# What is being asked
Search the material below for the string "have" and list each line that holds it.

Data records
···

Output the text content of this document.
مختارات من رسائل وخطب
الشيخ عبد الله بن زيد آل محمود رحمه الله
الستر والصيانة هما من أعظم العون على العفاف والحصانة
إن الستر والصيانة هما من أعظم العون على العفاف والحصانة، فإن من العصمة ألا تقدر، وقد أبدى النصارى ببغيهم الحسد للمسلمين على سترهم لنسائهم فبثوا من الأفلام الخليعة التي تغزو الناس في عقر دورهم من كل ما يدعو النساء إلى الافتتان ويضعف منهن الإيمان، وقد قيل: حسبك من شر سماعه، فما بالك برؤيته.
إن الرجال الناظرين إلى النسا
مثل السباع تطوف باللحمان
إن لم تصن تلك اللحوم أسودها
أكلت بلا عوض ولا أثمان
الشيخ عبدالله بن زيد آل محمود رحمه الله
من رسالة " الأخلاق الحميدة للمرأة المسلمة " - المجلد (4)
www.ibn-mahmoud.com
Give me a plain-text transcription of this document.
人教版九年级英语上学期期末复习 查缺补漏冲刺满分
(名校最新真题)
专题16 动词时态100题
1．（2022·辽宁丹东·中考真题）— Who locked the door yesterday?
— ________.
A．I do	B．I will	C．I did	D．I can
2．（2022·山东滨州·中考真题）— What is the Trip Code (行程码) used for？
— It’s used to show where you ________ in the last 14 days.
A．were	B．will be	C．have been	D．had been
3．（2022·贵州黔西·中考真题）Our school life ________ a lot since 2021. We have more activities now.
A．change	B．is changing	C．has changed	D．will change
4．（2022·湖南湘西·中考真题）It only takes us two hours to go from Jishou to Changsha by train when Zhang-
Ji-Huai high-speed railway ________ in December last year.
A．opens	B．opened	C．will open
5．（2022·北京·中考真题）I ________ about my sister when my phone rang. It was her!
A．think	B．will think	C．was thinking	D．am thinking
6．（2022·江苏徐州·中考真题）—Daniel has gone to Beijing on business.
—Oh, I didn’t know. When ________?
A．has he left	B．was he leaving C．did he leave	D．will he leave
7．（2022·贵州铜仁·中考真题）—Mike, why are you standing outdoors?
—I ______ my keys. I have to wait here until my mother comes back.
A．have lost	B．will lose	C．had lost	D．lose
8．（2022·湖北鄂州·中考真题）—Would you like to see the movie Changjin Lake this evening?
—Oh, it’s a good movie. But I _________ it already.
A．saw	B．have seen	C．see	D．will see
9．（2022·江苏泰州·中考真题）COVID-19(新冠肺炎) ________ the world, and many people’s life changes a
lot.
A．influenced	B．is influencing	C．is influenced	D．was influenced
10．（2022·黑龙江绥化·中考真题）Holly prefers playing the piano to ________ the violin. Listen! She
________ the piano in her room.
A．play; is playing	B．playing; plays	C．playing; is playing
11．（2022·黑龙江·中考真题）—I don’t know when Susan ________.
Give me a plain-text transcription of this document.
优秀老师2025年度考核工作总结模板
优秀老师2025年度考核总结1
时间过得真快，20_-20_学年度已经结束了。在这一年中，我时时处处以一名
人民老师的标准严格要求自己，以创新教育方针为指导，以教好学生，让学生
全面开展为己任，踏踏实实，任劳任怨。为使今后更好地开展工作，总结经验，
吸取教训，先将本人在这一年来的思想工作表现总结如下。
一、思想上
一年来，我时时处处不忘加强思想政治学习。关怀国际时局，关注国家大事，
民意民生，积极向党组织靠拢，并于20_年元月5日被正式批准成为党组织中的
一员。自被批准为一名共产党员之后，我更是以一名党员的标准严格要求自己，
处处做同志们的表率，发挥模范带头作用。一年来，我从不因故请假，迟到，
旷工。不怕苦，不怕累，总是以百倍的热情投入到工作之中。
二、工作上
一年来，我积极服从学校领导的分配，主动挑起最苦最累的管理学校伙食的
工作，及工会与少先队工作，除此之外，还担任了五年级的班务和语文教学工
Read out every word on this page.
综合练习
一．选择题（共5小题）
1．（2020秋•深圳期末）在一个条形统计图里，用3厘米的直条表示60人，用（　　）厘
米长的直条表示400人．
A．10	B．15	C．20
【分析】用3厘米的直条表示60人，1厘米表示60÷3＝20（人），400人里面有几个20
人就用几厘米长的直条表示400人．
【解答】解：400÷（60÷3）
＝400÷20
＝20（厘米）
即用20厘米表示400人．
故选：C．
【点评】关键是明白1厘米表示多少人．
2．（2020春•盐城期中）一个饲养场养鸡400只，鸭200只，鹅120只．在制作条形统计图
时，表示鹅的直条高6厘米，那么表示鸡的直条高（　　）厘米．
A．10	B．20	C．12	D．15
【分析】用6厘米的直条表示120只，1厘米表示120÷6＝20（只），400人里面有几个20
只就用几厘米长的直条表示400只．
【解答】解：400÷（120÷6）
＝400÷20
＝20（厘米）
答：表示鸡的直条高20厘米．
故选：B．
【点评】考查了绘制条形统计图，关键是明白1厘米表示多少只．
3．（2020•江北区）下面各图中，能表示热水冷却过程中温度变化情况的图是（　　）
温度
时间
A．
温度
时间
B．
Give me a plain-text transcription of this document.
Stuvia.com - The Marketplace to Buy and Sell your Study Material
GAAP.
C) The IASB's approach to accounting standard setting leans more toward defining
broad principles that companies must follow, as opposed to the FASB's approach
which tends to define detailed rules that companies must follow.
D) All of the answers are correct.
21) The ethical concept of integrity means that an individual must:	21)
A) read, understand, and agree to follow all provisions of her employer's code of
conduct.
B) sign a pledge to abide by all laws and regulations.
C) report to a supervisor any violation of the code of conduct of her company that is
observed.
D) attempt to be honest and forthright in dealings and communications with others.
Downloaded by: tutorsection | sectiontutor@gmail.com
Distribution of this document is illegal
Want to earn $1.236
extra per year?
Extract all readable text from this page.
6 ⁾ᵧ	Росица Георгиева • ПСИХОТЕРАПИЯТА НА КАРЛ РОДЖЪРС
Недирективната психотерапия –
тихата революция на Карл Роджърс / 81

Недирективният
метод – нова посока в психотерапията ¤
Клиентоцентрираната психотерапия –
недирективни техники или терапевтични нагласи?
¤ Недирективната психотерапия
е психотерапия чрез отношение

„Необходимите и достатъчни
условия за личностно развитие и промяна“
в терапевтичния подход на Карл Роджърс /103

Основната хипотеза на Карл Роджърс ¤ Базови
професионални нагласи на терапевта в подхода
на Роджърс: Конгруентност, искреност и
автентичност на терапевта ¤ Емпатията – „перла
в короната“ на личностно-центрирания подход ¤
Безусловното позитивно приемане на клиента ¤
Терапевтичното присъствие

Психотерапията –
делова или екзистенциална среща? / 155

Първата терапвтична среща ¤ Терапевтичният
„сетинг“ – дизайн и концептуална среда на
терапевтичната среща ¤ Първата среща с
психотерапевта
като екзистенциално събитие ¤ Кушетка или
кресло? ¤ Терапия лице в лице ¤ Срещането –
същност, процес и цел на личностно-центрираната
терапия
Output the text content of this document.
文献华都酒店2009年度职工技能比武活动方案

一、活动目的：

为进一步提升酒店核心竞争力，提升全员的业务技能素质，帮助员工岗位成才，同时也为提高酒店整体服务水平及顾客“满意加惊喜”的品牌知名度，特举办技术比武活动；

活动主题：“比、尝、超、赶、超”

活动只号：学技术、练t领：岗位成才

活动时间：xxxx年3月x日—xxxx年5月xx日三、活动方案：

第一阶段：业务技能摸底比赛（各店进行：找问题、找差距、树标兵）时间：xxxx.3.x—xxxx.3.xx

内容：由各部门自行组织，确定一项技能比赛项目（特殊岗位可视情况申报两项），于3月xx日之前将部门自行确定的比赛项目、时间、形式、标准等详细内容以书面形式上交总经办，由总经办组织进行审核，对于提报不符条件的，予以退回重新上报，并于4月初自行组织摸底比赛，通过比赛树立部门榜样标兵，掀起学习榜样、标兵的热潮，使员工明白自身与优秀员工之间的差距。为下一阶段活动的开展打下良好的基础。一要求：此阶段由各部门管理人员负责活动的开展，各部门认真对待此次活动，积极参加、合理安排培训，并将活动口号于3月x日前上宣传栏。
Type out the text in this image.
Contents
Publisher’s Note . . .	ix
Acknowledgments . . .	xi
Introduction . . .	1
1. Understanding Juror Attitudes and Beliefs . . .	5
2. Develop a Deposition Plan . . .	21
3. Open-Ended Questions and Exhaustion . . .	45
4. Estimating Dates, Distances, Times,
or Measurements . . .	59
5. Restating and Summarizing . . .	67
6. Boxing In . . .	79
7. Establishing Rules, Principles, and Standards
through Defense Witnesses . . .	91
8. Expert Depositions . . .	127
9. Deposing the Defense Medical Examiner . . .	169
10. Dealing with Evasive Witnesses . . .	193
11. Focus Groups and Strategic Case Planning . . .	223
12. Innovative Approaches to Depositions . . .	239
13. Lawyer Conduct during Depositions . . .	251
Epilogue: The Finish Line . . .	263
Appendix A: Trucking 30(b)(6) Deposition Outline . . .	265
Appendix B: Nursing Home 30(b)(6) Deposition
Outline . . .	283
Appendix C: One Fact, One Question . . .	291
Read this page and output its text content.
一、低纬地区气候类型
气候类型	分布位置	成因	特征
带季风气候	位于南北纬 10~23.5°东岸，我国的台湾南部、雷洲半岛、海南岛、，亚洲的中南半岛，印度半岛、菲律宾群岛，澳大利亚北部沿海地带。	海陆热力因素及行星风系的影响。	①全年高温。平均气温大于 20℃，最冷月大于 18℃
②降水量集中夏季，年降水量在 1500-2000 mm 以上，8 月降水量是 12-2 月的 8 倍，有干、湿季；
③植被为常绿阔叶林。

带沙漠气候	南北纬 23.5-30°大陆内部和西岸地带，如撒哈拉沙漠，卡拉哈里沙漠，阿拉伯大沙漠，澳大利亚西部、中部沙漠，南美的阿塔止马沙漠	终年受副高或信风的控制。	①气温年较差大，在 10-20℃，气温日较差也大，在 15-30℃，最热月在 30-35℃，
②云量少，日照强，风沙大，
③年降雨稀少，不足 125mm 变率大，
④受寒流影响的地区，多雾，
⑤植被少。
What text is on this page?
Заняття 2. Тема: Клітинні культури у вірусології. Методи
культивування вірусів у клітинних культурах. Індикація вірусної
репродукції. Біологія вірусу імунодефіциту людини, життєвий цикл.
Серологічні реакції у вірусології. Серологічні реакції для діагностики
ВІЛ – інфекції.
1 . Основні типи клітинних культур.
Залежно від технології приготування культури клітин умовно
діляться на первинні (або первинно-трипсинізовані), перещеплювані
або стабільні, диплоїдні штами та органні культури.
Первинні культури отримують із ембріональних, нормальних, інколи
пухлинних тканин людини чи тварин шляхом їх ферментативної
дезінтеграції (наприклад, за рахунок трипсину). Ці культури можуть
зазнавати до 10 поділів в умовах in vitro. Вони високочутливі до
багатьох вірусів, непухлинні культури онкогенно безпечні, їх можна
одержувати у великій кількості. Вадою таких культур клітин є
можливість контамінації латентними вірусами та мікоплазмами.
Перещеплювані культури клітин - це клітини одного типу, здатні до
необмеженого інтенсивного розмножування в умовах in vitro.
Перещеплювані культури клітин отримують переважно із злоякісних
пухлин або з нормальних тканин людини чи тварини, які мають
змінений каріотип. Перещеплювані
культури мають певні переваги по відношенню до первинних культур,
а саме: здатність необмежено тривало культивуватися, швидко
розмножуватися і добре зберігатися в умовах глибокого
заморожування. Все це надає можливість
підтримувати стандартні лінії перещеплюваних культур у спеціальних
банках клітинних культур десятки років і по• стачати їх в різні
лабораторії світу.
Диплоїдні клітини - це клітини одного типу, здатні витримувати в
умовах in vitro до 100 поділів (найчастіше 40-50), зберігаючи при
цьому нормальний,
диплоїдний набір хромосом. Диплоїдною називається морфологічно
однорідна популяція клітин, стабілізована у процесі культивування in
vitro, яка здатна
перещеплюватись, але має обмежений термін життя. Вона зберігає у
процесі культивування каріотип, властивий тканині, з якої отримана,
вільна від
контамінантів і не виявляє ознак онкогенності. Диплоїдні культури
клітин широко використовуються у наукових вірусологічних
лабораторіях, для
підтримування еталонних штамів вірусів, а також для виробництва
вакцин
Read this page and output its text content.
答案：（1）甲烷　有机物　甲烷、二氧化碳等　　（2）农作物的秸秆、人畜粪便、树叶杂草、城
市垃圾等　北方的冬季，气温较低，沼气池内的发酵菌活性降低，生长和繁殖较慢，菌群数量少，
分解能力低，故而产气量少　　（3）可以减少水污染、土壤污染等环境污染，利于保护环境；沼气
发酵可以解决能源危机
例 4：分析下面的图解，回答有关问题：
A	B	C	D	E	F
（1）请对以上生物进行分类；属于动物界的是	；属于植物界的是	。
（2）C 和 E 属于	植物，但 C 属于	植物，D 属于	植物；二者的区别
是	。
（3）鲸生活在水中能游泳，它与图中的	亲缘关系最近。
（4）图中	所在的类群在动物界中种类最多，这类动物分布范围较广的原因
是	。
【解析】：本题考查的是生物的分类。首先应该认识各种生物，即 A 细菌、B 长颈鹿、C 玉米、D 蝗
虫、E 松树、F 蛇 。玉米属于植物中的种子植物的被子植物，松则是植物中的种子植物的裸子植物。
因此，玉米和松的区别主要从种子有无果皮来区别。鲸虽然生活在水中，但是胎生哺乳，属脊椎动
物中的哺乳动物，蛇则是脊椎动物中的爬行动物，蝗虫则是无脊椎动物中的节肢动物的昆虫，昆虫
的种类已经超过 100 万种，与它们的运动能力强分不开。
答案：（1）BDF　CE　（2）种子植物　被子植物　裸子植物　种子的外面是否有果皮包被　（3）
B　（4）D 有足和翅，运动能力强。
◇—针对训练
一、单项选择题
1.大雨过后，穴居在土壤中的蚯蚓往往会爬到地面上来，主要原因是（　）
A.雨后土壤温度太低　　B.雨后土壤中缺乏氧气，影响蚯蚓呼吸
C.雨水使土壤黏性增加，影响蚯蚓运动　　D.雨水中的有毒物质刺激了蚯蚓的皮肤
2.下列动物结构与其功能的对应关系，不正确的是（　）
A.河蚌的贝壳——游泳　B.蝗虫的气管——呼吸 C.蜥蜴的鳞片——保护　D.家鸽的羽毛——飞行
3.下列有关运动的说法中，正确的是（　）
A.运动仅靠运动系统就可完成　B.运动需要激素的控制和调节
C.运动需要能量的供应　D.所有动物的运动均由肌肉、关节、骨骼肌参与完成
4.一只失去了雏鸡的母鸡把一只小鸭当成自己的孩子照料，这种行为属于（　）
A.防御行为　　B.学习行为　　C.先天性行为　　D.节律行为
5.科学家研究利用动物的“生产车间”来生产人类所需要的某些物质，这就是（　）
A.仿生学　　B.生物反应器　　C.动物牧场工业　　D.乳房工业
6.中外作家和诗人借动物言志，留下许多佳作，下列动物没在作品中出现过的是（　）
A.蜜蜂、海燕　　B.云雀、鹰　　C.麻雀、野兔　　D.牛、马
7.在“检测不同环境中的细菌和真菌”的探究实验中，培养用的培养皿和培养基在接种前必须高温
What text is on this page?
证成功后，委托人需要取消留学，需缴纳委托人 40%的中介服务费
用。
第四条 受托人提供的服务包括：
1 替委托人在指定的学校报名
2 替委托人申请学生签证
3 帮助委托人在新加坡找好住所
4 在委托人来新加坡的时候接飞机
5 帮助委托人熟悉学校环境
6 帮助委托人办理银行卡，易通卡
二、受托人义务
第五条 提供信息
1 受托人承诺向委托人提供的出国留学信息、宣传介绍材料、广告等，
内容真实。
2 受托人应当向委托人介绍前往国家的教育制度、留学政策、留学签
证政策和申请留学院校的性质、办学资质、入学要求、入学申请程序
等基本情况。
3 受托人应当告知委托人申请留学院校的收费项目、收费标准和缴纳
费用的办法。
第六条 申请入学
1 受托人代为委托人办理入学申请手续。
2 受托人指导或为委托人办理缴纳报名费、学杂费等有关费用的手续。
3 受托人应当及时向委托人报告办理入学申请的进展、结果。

···

# Expected output
A．were	B．will be	C．have been	D．had been
3．（2022·贵州黔西·中考真题）Our school life ________ a lot since 2021. We have more activities now.
—I ______ my keys. I have to wait here until my mother comes back.
A．have lost	B．will lose	C．had lost	D．lose
A．saw	B．have seen	C．see	D．will see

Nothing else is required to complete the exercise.